Task details. Repeat every entry exactly as given.

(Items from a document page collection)

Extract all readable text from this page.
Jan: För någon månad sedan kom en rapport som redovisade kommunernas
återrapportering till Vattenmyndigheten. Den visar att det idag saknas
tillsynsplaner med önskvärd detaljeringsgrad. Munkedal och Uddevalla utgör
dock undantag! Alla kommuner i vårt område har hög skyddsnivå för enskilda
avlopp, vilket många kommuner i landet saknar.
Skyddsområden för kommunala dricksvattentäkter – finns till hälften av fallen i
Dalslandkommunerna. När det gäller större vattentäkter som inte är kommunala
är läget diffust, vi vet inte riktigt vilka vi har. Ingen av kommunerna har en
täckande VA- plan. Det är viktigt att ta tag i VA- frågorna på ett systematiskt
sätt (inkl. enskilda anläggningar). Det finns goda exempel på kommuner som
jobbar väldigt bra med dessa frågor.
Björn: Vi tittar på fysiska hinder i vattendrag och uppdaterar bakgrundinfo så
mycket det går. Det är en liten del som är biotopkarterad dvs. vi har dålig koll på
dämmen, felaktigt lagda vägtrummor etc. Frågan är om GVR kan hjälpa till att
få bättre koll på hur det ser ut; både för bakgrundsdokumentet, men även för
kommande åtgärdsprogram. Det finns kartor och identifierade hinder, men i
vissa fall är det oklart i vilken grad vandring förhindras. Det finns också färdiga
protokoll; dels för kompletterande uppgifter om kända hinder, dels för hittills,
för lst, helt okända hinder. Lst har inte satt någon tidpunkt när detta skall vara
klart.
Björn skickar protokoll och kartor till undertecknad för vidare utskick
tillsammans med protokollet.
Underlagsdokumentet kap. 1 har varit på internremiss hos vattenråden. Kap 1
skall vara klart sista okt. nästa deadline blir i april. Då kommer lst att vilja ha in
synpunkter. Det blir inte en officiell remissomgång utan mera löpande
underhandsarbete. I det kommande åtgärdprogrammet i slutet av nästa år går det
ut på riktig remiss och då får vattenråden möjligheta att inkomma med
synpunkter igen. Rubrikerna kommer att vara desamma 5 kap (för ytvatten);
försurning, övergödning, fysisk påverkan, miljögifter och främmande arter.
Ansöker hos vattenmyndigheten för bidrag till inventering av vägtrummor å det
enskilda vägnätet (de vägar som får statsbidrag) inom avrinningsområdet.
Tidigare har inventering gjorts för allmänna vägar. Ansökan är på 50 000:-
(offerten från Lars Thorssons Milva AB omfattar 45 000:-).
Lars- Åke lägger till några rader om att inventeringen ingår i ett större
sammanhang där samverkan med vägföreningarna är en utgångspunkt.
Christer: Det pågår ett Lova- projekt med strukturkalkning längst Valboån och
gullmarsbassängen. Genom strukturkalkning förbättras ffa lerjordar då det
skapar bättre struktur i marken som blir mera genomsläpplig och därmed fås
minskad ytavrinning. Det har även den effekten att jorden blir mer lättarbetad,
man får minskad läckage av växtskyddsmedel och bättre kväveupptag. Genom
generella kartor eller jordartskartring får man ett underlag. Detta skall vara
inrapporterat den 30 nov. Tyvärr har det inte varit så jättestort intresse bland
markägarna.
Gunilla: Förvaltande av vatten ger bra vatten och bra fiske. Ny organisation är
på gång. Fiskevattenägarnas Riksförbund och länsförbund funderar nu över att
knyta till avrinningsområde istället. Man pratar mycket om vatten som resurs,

Task solution.
Extract all readable text from this page.
Jan: För någon månad sedan kom en rapport som redovisade kommunernas
återrapportering till Vattenmyndigheten. Den visar att det idag saknas
tillsynsplaner med önskvärd detaljeringsgrad. Munkedal och Uddevalla utgör
dock undantag! Alla kommuner i vårt område har hög skyddsnivå för enskilda
avlopp, vilket många kommuner i landet saknar.
Skyddsområden för kommunala dricksvattentäkter – finns till hälften av fallen i
Dalslandkommunerna. När det gäller större vattentäkter som inte är kommunala
är läget diffust, vi vet inte riktigt vilka vi har. Ingen av kommunerna har en
täckande VA- plan. Det är viktigt att ta tag i VA- frågorna på ett systematiskt
sätt (inkl. enskilda anläggningar). Det finns goda exempel på kommuner som
jobbar väldigt bra med dessa frågor.
Björn: Vi tittar på fysiska hinder i vattendrag och uppdaterar bakgrundinfo så
mycket det går. Det är en liten del som är biotopkarterad dvs. vi har dålig koll på
dämmen, felaktigt lagda vägtrummor etc. Frågan är om GVR kan hjälpa till att
få bättre koll på hur det ser ut; både för bakgrundsdokumentet, men även för
kommande åtgärdsprogram. Det finns kartor och identifierade hinder, men i
vissa fall är det oklart i vilken grad vandring förhindras. Det finns också färdiga
protokoll; dels för kompletterande uppgifter om kända hinder, dels för hittills,
för lst, helt okända hinder. Lst har inte satt någon tidpunkt när detta skall vara
klart.
Björn skickar protokoll och kartor till undertecknad för vidare utskick
tillsammans med protokollet.
Underlagsdokumentet kap. 1 har varit på internremiss hos vattenråden. Kap 1
skall vara klart sista okt. nästa deadline blir i april. Då kommer lst att vilja ha in
synpunkter. Det blir inte en officiell remissomgång utan mera löpande
underhandsarbete. I det kommande åtgärdprogrammet i slutet av nästa år går det
ut på riktig remiss och då får vattenråden möjligheta att inkomma med
synpunkter igen. Rubrikerna kommer att vara desamma 5 kap (för ytvatten);
försurning, övergödning, fysisk påverkan, miljögifter och främmande arter.
Ansöker hos vattenmyndigheten för bidrag till inventering av vägtrummor å det
enskilda vägnätet (de vägar som får statsbidrag) inom avrinningsområdet.
Tidigare har inventering gjorts för allmänna vägar. Ansökan är på 50 000:-
(offerten från Lars Thorssons Milva AB omfattar 45 000:-).
Lars- Åke lägger till några rader om att inventeringen ingår i ett större
sammanhang där samverkan med vägföreningarna är en utgångspunkt.
Christer: Det pågår ett Lova- projekt med strukturkalkning längst Valboån och
gullmarsbassängen. Genom strukturkalkning förbättras ffa lerjordar då det
skapar bättre struktur i marken som blir mera genomsläpplig och därmed fås
minskad ytavrinning. Det har även den effekten att jorden blir mer lättarbetad,
man får minskad läckage av växtskyddsmedel och bättre kväveupptag. Genom
generella kartor eller jordartskartring får man ett underlag. Detta skall vara
inrapporterat den 30 nov. Tyvärr har det inte varit så jättestort intresse bland
markägarna.
Gunilla: Förvaltande av vatten ger bra vatten och bra fiske. Ny organisation är
på gång. Fiskevattenägarnas Riksförbund och länsförbund funderar nu över att
knyta till avrinningsområde istället. Man pratar mycket om vatten som resurs,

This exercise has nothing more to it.